Data items

##############################

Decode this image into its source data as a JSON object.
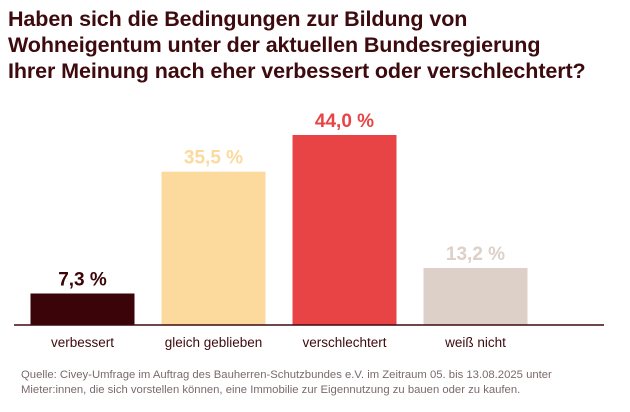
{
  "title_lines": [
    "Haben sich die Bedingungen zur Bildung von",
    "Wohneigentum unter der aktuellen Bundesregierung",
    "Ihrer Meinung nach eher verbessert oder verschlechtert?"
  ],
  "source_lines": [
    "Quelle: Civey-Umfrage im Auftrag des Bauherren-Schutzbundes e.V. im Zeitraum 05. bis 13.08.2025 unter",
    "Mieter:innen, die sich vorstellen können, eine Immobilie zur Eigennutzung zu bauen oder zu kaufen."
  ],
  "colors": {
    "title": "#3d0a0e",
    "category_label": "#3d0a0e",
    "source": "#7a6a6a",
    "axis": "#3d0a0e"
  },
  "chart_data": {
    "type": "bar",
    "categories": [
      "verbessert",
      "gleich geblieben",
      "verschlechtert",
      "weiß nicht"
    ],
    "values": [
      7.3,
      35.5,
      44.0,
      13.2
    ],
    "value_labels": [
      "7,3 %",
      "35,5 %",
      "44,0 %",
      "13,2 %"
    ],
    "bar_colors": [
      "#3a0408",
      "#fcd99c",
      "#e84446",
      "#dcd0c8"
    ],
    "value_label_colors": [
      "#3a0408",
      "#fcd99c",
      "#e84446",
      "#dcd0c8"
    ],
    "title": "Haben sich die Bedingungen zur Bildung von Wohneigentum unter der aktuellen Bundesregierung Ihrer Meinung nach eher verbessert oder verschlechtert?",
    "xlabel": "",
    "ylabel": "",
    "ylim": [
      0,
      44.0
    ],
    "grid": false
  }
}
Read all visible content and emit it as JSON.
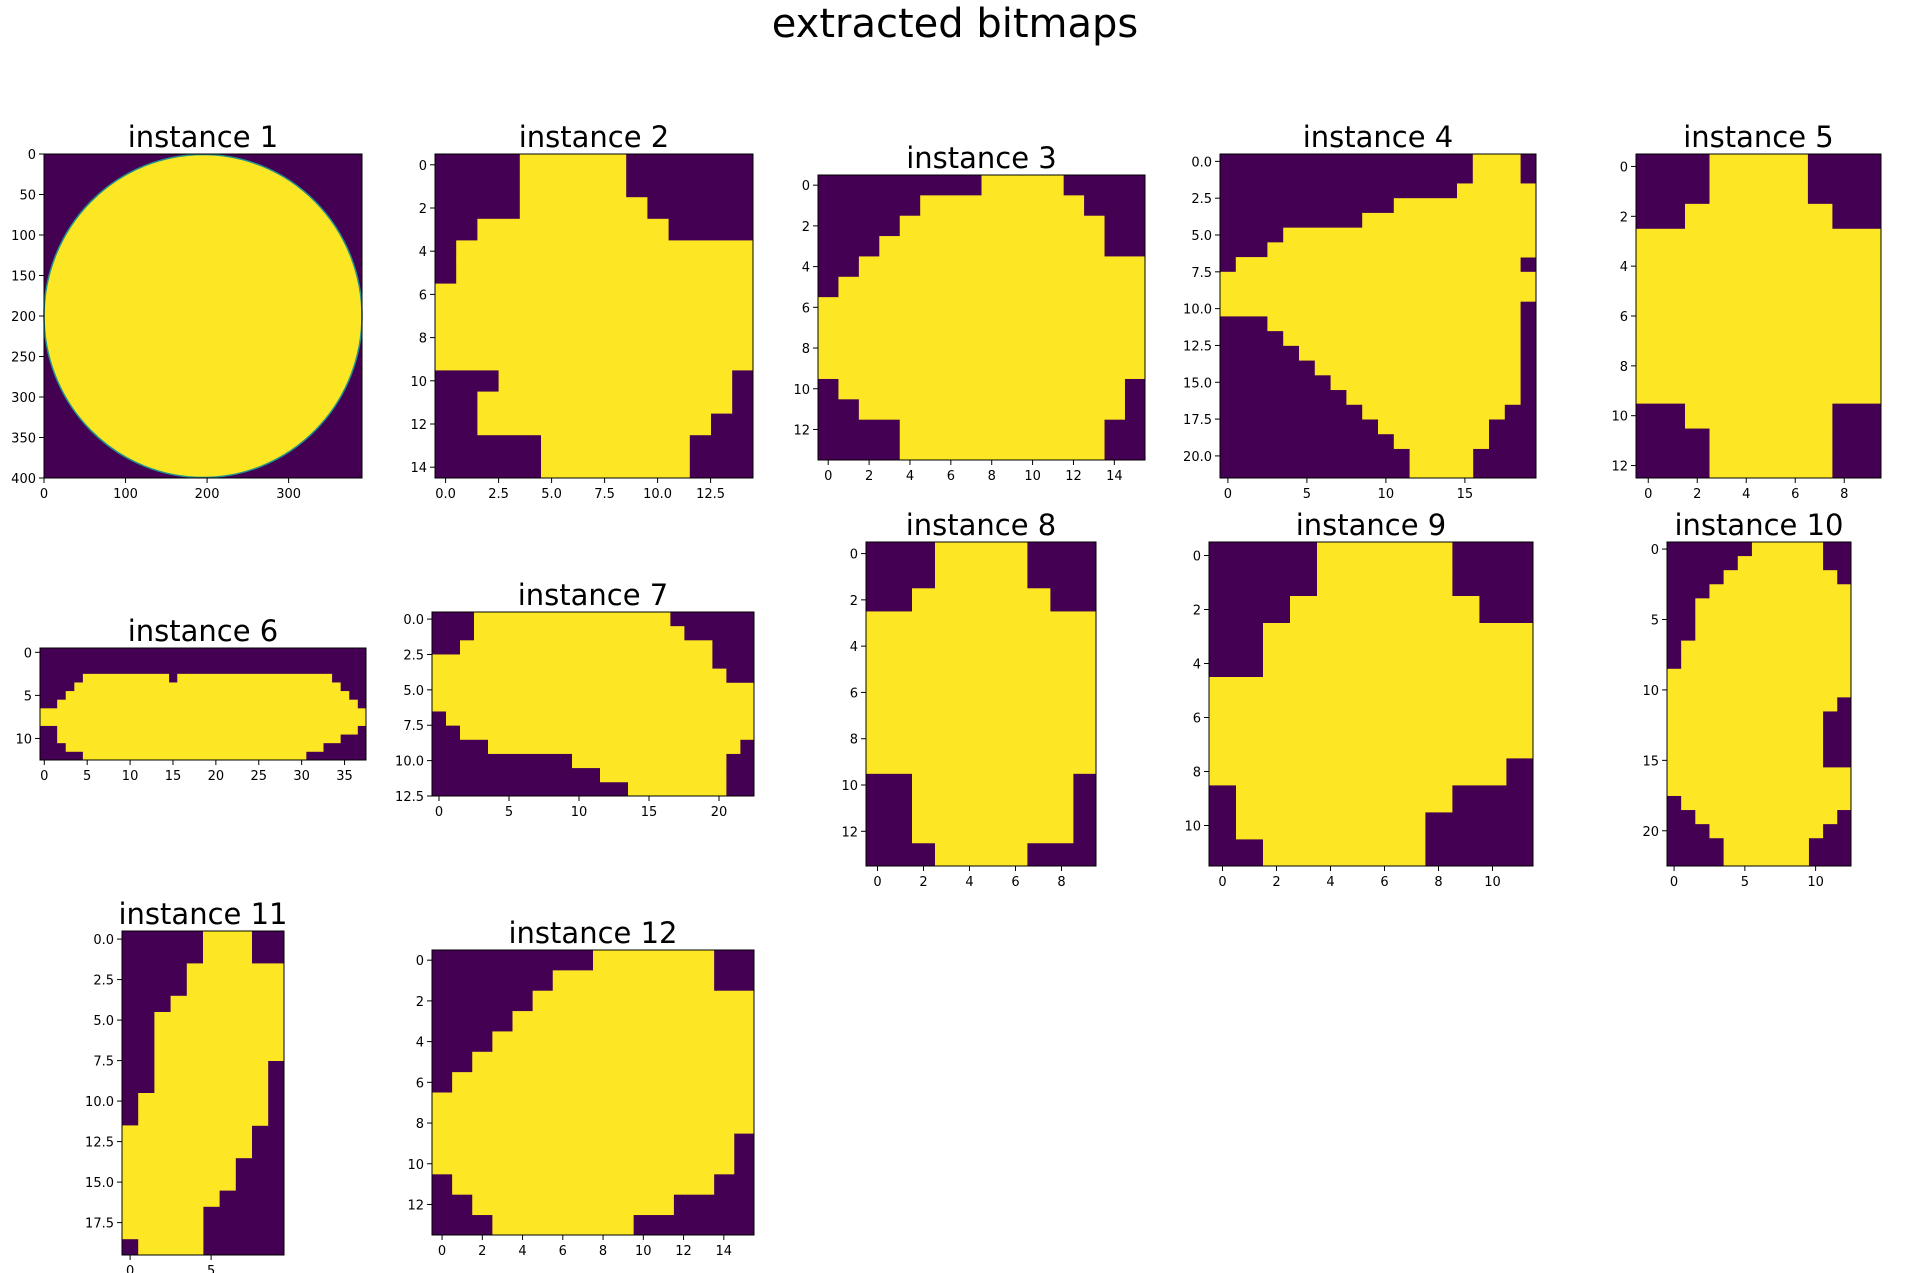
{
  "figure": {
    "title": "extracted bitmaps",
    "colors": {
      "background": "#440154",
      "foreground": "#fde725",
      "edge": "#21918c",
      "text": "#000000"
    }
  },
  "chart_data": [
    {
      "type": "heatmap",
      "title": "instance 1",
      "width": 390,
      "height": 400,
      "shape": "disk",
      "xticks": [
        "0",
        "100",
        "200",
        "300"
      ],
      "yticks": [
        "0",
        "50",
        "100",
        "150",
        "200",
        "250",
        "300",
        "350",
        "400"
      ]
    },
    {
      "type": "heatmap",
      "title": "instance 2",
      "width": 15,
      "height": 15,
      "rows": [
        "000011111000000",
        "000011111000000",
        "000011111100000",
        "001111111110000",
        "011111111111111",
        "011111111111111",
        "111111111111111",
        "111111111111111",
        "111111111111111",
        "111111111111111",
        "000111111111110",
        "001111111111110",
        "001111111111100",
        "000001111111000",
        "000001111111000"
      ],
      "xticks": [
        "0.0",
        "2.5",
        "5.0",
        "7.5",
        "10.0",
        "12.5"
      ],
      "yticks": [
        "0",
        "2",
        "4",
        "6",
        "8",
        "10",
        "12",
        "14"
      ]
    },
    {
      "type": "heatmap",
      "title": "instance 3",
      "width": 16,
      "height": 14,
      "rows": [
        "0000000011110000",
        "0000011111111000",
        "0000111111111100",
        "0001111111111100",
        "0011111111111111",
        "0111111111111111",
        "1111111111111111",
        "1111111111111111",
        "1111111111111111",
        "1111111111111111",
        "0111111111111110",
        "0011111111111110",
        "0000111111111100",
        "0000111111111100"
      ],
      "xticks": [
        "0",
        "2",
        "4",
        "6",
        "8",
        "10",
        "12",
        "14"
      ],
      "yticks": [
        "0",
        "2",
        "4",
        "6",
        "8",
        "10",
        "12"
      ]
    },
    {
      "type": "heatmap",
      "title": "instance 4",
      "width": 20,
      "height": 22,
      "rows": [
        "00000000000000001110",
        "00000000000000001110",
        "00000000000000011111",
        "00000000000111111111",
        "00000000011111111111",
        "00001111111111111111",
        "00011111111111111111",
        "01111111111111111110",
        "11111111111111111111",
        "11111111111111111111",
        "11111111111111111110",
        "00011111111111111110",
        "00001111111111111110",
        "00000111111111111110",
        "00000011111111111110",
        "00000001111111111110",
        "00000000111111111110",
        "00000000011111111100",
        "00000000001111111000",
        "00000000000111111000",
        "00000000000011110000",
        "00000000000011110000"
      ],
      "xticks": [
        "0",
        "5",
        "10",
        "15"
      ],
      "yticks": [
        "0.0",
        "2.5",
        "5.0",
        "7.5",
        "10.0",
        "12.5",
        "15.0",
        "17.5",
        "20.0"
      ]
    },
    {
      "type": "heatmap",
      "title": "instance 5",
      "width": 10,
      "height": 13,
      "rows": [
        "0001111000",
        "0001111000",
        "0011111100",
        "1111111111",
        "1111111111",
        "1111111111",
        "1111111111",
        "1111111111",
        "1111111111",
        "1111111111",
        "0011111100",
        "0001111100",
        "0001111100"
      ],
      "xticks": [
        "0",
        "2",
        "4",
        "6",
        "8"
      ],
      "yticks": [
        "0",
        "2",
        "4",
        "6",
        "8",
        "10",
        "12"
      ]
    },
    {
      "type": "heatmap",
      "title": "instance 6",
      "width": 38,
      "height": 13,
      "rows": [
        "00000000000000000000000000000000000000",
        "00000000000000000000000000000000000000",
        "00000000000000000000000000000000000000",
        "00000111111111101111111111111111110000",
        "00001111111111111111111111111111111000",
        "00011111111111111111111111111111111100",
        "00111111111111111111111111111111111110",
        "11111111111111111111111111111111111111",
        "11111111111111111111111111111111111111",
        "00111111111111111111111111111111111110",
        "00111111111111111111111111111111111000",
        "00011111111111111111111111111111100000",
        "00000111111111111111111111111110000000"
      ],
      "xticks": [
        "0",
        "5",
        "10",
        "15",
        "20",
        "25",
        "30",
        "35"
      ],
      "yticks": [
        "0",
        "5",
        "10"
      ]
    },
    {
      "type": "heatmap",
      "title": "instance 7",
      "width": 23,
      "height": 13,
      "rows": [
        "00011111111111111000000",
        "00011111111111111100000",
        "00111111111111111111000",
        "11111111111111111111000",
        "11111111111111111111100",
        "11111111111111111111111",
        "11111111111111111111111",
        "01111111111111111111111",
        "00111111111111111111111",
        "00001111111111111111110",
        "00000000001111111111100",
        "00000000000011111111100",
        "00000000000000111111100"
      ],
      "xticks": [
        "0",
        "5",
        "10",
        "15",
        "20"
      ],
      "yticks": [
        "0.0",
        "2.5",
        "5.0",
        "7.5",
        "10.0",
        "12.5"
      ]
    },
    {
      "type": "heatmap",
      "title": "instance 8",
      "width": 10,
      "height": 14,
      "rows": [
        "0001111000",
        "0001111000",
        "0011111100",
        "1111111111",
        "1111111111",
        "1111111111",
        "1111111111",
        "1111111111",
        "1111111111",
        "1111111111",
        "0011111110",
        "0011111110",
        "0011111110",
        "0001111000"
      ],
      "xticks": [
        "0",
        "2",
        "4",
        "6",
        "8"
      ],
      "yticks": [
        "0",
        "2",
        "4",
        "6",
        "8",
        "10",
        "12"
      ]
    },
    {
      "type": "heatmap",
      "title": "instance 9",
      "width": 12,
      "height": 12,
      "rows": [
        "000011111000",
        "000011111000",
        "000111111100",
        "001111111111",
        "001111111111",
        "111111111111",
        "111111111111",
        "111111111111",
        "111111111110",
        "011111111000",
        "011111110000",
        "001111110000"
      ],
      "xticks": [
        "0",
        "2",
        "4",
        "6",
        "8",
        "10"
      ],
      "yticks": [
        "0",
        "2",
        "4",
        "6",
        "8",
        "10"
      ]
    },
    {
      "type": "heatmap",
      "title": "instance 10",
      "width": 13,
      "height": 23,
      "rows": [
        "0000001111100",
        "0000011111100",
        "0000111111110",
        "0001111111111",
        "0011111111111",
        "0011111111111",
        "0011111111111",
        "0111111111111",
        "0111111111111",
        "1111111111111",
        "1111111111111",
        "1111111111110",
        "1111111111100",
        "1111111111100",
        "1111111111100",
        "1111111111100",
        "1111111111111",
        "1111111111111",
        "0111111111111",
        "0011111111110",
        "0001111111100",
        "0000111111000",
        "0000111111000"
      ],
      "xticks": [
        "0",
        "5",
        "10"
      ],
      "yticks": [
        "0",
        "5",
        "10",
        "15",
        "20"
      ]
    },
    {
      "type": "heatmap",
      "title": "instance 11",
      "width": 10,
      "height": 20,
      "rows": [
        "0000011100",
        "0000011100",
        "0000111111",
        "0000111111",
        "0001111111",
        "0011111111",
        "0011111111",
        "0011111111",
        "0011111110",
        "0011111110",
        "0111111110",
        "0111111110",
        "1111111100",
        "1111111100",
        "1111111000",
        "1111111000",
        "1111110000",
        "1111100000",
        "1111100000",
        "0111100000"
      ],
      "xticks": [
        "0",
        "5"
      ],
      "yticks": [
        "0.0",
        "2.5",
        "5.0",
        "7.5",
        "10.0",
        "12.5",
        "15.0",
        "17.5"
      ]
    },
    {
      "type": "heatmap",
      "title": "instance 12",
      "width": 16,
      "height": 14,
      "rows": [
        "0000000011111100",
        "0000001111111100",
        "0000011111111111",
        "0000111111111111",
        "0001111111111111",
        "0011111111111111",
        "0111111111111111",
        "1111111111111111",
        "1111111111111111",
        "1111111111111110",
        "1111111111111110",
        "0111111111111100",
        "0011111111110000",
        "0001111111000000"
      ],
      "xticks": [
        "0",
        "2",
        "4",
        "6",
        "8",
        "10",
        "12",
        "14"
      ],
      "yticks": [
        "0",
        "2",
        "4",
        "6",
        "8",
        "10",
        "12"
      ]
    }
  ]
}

##############################

■ TASK TO COMPLETE:
Collect every line above that contains the word "Bildung".

■ OUTPUT FOR THIS EXERCISE:
    "Haben sich die Bedingungen zur Bildung von",
    "title": "Haben sich die Bedingungen zur Bildung von Wohneigentum unter der aktuellen Bundesregierung Ihrer Meinung nach eher verbessert oder verschlechtert?",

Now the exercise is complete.